— Goal —
Skip the pictures. Transcribe the rest of the data below without changing a word.

[Begin]

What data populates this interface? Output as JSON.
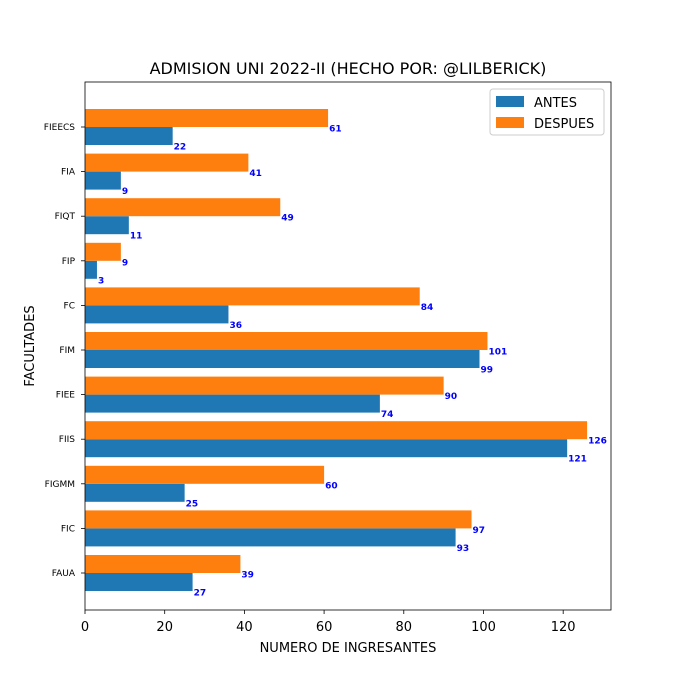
{
  "chart_data": {
    "type": "bar",
    "orientation": "horizontal",
    "title": "ADMISION UNI 2022-II (HECHO POR: @LILBERICK)",
    "xlabel": "NUMERO DE INGRESANTES",
    "ylabel": "FACULTADES",
    "xlim": [
      0,
      132
    ],
    "xticks": [
      0,
      20,
      40,
      60,
      80,
      100,
      120
    ],
    "grid": false,
    "legend_position": "top-right",
    "categories": [
      "FIEECS",
      "FIA",
      "FIQT",
      "FIP",
      "FC",
      "FIM",
      "FIEE",
      "FIIS",
      "FIGMM",
      "FIC",
      "FAUA"
    ],
    "series": [
      {
        "name": "ANTES",
        "color": "#1f77b4",
        "values": [
          22,
          9,
          11,
          3,
          36,
          99,
          74,
          121,
          25,
          93,
          27
        ]
      },
      {
        "name": "DESPUES",
        "color": "#ff7f0e",
        "values": [
          61,
          41,
          49,
          9,
          84,
          101,
          90,
          126,
          60,
          97,
          39
        ]
      }
    ],
    "data_label_color": "#0000ff"
  }
}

[End]

— Full answer —
What data populates this interface? Output as JSON.
{
  "chart_data": {
    "type": "bar",
    "orientation": "horizontal",
    "title": "ADMISION UNI 2022-II (HECHO POR: @LILBERICK)",
    "xlabel": "NUMERO DE INGRESANTES",
    "ylabel": "FACULTADES",
    "xlim": [
      0,
      132
    ],
    "xticks": [
      0,
      20,
      40,
      60,
      80,
      100,
      120
    ],
    "grid": false,
    "legend_position": "top-right",
    "categories": [
      "FIEECS",
      "FIA",
      "FIQT",
      "FIP",
      "FC",
      "FIM",
      "FIEE",
      "FIIS",
      "FIGMM",
      "FIC",
      "FAUA"
    ],
    "series": [
      {
        "name": "ANTES",
        "color": "#1f77b4",
        "values": [
          22,
          9,
          11,
          3,
          36,
          99,
          74,
          121,
          25,
          93,
          27
        ]
      },
      {
        "name": "DESPUES",
        "color": "#ff7f0e",
        "values": [
          61,
          41,
          49,
          9,
          84,
          101,
          90,
          126,
          60,
          97,
          39
        ]
      }
    ],
    "data_label_color": "#0000ff"
  }
}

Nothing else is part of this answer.